Exercise prompt
Write out all of the records precisely. Skip anything that is a picture.

* START Data for processing *

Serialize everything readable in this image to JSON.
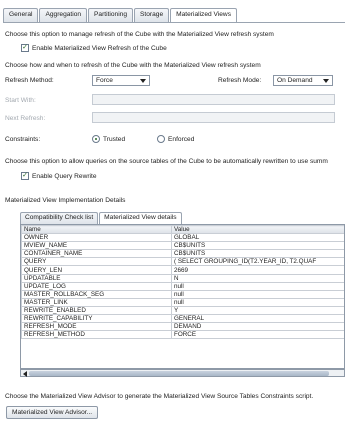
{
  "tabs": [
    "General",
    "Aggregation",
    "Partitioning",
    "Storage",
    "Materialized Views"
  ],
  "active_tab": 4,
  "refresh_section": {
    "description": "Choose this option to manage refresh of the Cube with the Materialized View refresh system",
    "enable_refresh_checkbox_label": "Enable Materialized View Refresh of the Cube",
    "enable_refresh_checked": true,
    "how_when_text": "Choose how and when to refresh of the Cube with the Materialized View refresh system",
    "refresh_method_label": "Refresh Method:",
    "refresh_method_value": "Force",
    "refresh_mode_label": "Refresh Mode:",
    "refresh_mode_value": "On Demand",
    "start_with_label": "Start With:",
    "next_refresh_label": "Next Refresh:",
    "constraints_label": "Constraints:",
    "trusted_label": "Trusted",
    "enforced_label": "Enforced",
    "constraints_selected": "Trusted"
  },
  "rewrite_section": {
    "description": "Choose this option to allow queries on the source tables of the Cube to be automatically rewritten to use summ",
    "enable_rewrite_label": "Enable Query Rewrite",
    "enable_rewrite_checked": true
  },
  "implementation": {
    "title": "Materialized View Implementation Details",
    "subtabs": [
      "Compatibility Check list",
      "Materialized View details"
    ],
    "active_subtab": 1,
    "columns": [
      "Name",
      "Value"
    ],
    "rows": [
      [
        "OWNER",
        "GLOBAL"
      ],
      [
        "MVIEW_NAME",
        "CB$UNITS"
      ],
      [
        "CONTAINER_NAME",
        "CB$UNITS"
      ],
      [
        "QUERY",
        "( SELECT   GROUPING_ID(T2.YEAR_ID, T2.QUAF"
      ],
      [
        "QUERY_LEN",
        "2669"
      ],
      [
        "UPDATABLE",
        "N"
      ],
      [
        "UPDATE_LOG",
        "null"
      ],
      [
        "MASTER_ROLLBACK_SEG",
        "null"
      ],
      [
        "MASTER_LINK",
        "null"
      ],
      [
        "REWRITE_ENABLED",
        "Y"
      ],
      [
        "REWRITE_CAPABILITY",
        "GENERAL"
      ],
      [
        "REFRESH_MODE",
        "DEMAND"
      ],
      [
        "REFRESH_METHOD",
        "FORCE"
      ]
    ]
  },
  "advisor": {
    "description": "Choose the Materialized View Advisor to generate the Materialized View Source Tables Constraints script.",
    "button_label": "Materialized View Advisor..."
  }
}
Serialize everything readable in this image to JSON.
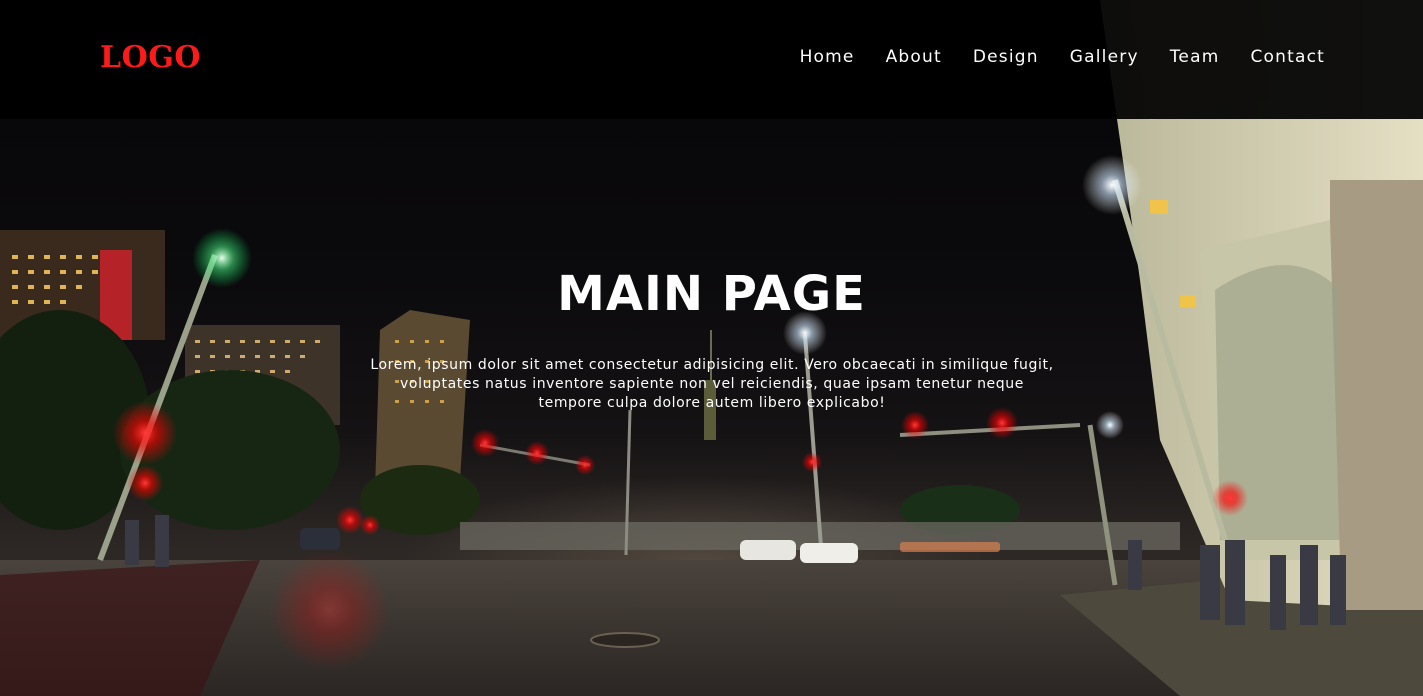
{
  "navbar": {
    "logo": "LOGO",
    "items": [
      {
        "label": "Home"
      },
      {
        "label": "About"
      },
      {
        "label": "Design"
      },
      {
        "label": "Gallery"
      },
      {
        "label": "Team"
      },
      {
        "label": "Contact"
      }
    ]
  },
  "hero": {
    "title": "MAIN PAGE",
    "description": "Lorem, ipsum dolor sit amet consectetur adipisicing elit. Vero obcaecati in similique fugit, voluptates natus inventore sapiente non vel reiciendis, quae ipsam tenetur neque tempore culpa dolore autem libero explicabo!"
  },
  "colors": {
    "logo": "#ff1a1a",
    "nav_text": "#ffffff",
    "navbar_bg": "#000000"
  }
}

* END Data for processing *

The completed task
Serialize everything readable in this image to JSON.
{
  "tabs": [
    "General",
    "Aggregation",
    "Partitioning",
    "Storage",
    "Materialized Views"
  ],
  "active_tab": 4,
  "refresh_section": {
    "description": "Choose this option to manage refresh of the Cube with the Materialized View refresh system",
    "enable_refresh_checkbox_label": "Enable Materialized View Refresh of the Cube",
    "enable_refresh_checked": true,
    "how_when_text": "Choose how and when to refresh of the Cube with the Materialized View refresh system",
    "refresh_method_label": "Refresh Method:",
    "refresh_method_value": "Force",
    "refresh_mode_label": "Refresh Mode:",
    "refresh_mode_value": "On Demand",
    "start_with_label": "Start With:",
    "next_refresh_label": "Next Refresh:",
    "constraints_label": "Constraints:",
    "trusted_label": "Trusted",
    "enforced_label": "Enforced",
    "constraints_selected": "Trusted"
  },
  "rewrite_section": {
    "description": "Choose this option to allow queries on the source tables of the Cube to be automatically rewritten to use summ",
    "enable_rewrite_label": "Enable Query Rewrite",
    "enable_rewrite_checked": true
  },
  "implementation": {
    "title": "Materialized View Implementation Details",
    "subtabs": [
      "Compatibility Check list",
      "Materialized View details"
    ],
    "active_subtab": 1,
    "columns": [
      "Name",
      "Value"
    ],
    "rows": [
      [
        "OWNER",
        "GLOBAL"
      ],
      [
        "MVIEW_NAME",
        "CB$UNITS"
      ],
      [
        "CONTAINER_NAME",
        "CB$UNITS"
      ],
      [
        "QUERY",
        "( SELECT   GROUPING_ID(T2.YEAR_ID, T2.QUAF"
      ],
      [
        "QUERY_LEN",
        "2669"
      ],
      [
        "UPDATABLE",
        "N"
      ],
      [
        "UPDATE_LOG",
        "null"
      ],
      [
        "MASTER_ROLLBACK_SEG",
        "null"
      ],
      [
        "MASTER_LINK",
        "null"
      ],
      [
        "REWRITE_ENABLED",
        "Y"
      ],
      [
        "REWRITE_CAPABILITY",
        "GENERAL"
      ],
      [
        "REFRESH_MODE",
        "DEMAND"
      ],
      [
        "REFRESH_METHOD",
        "FORCE"
      ]
    ]
  },
  "advisor": {
    "description": "Choose the Materialized View Advisor to generate the Materialized View Source Tables Constraints script.",
    "button_label": "Materialized View Advisor..."
  }
}
Serialize everything readable in this image to JSON.
{
  "navbar": {
    "logo": "LOGO",
    "items": [
      {
        "label": "Home"
      },
      {
        "label": "About"
      },
      {
        "label": "Design"
      },
      {
        "label": "Gallery"
      },
      {
        "label": "Team"
      },
      {
        "label": "Contact"
      }
    ]
  },
  "hero": {
    "title": "MAIN PAGE",
    "description": "Lorem, ipsum dolor sit amet consectetur adipisicing elit. Vero obcaecati in similique fugit, voluptates natus inventore sapiente non vel reiciendis, quae ipsam tenetur neque tempore culpa dolore autem libero explicabo!"
  },
  "colors": {
    "logo": "#ff1a1a",
    "nav_text": "#ffffff",
    "navbar_bg": "#000000"
  }
}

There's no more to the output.